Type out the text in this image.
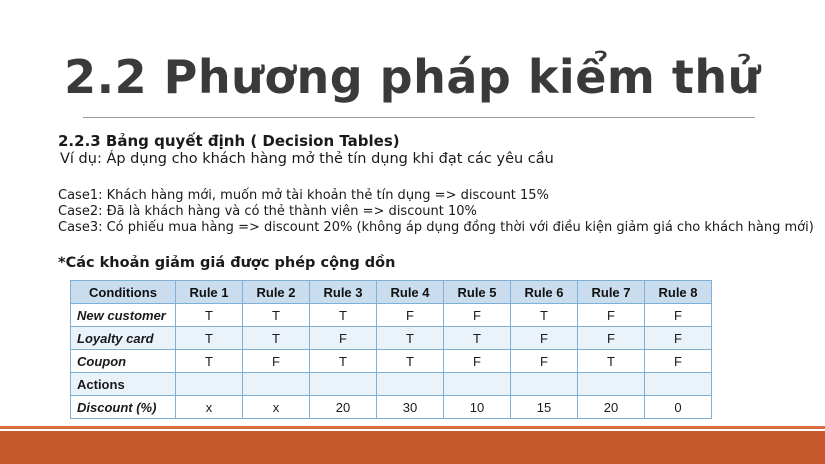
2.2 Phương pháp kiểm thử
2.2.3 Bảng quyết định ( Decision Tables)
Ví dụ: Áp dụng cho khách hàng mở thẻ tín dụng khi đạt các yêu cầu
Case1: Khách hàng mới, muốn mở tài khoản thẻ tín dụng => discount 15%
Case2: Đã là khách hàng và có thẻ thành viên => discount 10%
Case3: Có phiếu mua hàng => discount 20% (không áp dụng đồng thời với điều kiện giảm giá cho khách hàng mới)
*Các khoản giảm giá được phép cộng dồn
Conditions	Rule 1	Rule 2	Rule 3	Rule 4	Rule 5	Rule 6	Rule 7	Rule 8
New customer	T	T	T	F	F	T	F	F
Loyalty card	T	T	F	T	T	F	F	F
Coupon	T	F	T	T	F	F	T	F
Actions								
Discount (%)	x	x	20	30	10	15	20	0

----------------

> [What you are asked to do] Your task is to copy the entries in full and exactly, without any images.

> [Answer for the task]
Type out the text in this image.
2.2 Phương pháp kiểm thử
2.2.3 Bảng quyết định ( Decision Tables)
Ví dụ: Áp dụng cho khách hàng mở thẻ tín dụng khi đạt các yêu cầu
Case1: Khách hàng mới, muốn mở tài khoản thẻ tín dụng => discount 15%
Case2: Đã là khách hàng và có thẻ thành viên => discount 10%
Case3: Có phiếu mua hàng => discount 20% (không áp dụng đồng thời với điều kiện giảm giá cho khách hàng mới)
*Các khoản giảm giá được phép cộng dồn
Conditions	Rule 1	Rule 2	Rule 3	Rule 4	Rule 5	Rule 6	Rule 7	Rule 8
New customer	T	T	T	F	F	T	F	F
Loyalty card	T	T	F	T	T	F	F	F
Coupon	T	F	T	T	F	F	T	F
Actions								
Discount (%)	x	x	20	30	10	15	20	0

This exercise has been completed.